Traduza para o inglês a seguinte frase do texto sobre a teoria de Laplanche: "Mas, apesar de haver uma variedade de pessoas, a assimetria é constante na relação do adulto com a criança."

---------- Trecho do texto ----------

Nesta contribuição norte-americana à edição eletrônica sobre sexualidades, baseio-me em importante influência proveniente da Europa, a obra de Jean Laplanche (1997, 1999, 2015). Pretendo trazer sua revisão radical da teoria pulsional e da metapsicologia clássica para uma conversa com os projetos norte-americanos em que gênero e sexualidade, juntamente com questões de identidade tais como raça, classe e cultura são tratadas como formas fluidas integráveis de identificação e subjetivação.
Apoio-me em antecessores importantes. Em particular, esse é o projeto com o qual a falecida Ruth Stein (2007, 2008) se ocupou, baseado no modelo da sedução enigmática de Laplanche, do desamparo inicial, da transmissão inconsciente de mensagens, da tradução e finalmente do
après-coup como relato revelador da construção complexa do sexo, gênero e do sexual (termo de Laplanche). Na última década, principalmente por meio de poderosa força de traduções de Laplanche, os psicanalistas de língua inglesa puderam absorver a complexidade e o alcance da sua teoria.
Laplanche usa de modo continuado e insistente o termo “sedução materna” para transmitir a experiência na qual as mensagens, por permanecerem a princípio inconscientes para o remetente e o receptor, são uma experiência inevitável da ligação primitiva genitor-criança (1997). Ele insiste muito na questão da assimetria. Essa insistência levou-o a reunir esse aspecto da sua teoria sob a rubrica de “Situação antropológica geral”. As pessoas envolvidas na transmissão, da parte do adulto, serão diversificadas: genitores, cuidadores, irmãos e outros com quem a criança se encontra. Mas, apesar de haver uma variedade de pessoas, a assimetria é constante na relação do adulto com a criança. Stein (2008), Saketopoulou (2014; no prelo) e outros baseiam-se nessas ideias para pensar na mensagem, parte crucial da origem e instalação do sexual infantil, como contribuição central para os aspectos inerentemente excessivos da sexualidade.

---------- Trechos dos itens ----------

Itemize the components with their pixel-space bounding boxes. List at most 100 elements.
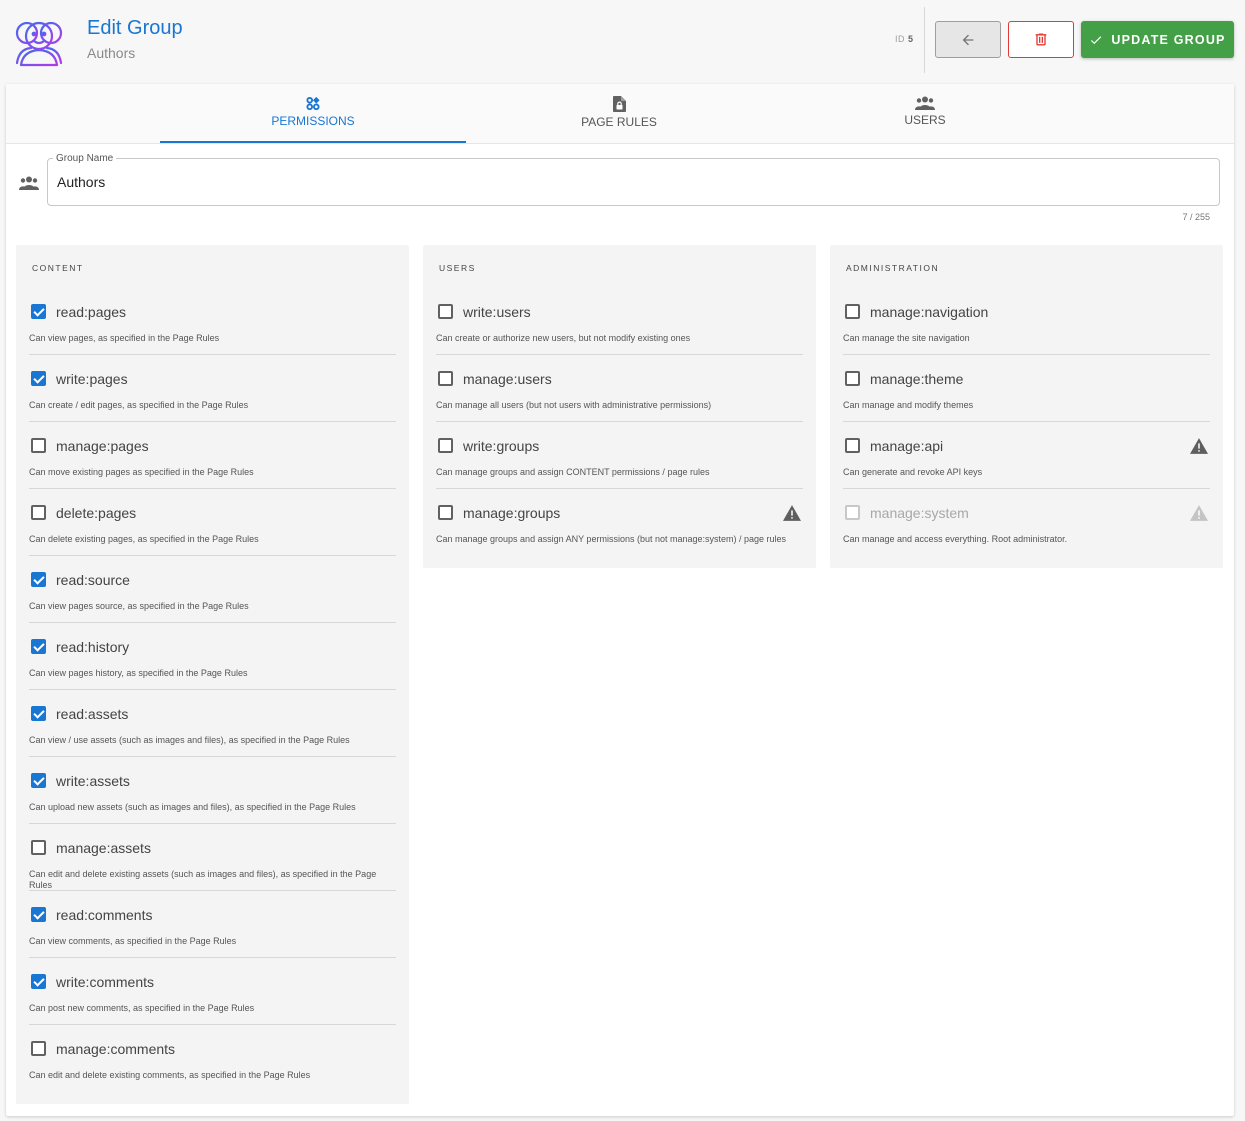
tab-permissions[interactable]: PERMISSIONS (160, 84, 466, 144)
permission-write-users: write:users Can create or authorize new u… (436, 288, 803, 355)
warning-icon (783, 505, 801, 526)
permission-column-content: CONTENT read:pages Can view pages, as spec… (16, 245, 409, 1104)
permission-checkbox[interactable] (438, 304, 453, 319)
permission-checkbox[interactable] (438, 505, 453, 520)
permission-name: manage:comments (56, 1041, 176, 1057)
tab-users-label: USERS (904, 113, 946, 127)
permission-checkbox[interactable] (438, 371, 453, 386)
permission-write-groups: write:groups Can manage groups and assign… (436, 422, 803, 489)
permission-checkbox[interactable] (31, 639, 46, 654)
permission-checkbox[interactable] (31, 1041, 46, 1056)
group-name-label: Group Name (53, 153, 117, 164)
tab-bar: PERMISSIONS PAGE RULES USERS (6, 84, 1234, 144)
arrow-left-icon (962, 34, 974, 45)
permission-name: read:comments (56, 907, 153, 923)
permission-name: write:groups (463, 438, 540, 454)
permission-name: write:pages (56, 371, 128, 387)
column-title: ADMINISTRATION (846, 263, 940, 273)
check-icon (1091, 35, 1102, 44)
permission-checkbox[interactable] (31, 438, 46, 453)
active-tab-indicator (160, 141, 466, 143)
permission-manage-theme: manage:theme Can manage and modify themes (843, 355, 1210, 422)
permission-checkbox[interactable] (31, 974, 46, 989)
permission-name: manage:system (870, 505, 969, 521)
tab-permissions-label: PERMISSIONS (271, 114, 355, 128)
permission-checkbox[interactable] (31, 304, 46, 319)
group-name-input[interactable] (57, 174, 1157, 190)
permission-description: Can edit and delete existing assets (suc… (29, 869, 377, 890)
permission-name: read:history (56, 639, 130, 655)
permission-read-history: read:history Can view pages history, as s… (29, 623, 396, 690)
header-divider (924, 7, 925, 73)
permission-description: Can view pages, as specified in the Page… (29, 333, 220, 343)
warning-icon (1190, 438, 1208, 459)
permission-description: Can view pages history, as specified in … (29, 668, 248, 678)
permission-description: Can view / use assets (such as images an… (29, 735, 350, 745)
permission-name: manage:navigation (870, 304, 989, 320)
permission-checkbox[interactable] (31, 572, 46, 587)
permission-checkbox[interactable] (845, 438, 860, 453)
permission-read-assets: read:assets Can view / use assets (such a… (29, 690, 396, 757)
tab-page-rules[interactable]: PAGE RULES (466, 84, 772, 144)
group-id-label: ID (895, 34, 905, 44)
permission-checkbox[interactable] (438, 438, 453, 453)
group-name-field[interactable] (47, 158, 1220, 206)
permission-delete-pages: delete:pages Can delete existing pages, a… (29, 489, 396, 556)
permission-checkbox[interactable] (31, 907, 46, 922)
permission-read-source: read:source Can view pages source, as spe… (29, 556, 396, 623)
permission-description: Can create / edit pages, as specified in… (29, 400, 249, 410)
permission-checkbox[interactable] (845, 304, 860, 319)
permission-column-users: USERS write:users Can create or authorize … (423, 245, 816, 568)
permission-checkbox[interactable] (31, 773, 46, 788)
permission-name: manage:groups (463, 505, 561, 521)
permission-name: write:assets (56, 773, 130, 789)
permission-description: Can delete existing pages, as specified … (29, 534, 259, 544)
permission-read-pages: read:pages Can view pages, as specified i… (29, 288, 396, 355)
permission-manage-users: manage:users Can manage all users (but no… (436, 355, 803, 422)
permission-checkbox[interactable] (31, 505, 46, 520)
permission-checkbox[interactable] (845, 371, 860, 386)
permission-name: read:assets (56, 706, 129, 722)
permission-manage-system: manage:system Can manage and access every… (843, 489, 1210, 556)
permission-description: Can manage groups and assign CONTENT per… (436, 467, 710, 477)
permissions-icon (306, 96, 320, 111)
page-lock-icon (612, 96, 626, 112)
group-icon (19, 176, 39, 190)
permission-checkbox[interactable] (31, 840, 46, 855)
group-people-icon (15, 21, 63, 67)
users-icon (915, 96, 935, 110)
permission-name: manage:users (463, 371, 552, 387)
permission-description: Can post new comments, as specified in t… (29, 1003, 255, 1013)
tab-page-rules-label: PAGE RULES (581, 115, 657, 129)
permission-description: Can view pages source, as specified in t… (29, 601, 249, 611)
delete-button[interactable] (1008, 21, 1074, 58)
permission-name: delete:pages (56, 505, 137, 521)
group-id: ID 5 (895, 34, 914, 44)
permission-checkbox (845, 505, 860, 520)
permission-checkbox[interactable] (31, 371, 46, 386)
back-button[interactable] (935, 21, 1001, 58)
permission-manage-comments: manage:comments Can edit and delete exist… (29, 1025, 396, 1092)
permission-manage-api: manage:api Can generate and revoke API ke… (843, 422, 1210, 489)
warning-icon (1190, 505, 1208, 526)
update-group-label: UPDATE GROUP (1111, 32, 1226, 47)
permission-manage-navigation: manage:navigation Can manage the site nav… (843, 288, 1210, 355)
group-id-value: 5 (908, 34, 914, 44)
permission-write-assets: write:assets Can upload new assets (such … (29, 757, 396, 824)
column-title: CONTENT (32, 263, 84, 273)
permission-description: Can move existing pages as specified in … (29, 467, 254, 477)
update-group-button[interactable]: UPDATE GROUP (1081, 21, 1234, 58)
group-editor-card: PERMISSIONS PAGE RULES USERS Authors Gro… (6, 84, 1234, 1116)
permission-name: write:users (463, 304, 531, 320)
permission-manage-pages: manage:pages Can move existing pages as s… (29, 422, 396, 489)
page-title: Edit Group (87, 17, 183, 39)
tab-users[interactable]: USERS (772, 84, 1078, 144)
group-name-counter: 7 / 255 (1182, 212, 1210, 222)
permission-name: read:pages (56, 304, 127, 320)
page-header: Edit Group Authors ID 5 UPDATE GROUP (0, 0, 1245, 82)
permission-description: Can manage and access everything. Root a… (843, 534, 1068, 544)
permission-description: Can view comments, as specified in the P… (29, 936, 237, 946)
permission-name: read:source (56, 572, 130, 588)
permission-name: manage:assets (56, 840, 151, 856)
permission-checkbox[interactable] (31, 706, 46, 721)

----------
---------- Trechos dos itens ----------

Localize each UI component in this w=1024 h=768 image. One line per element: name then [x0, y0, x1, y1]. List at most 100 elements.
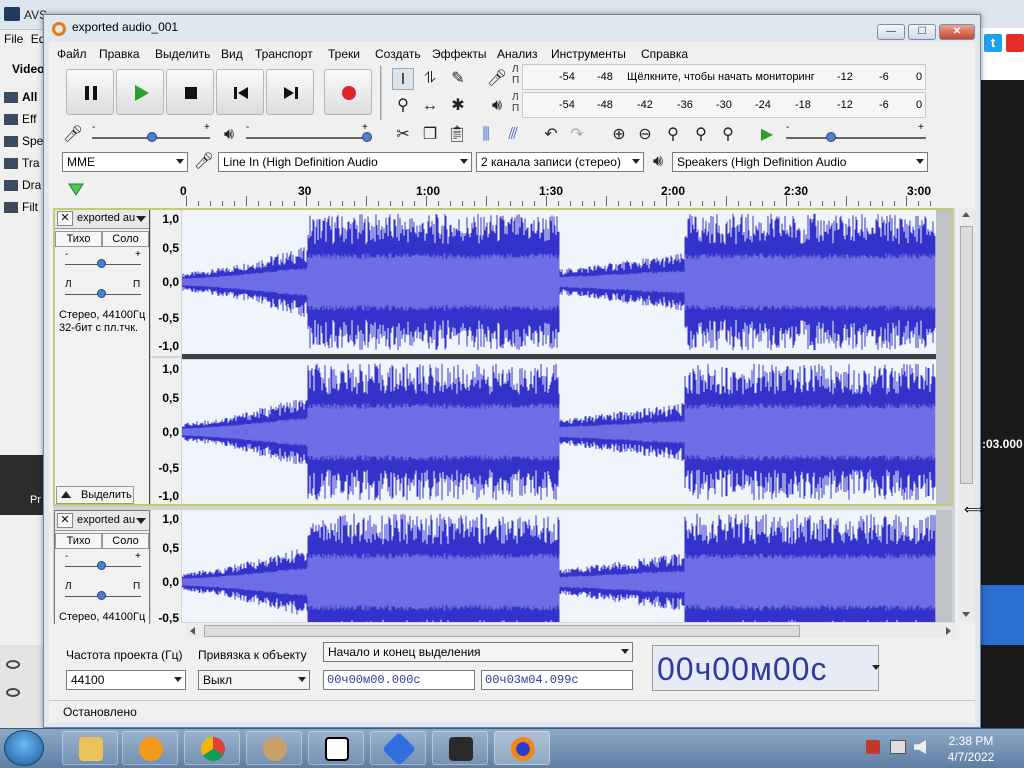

----------

• [Resposta do exercício]:
But although there is a variety of people, the asymmetry is constant in the adult's relationship with the child.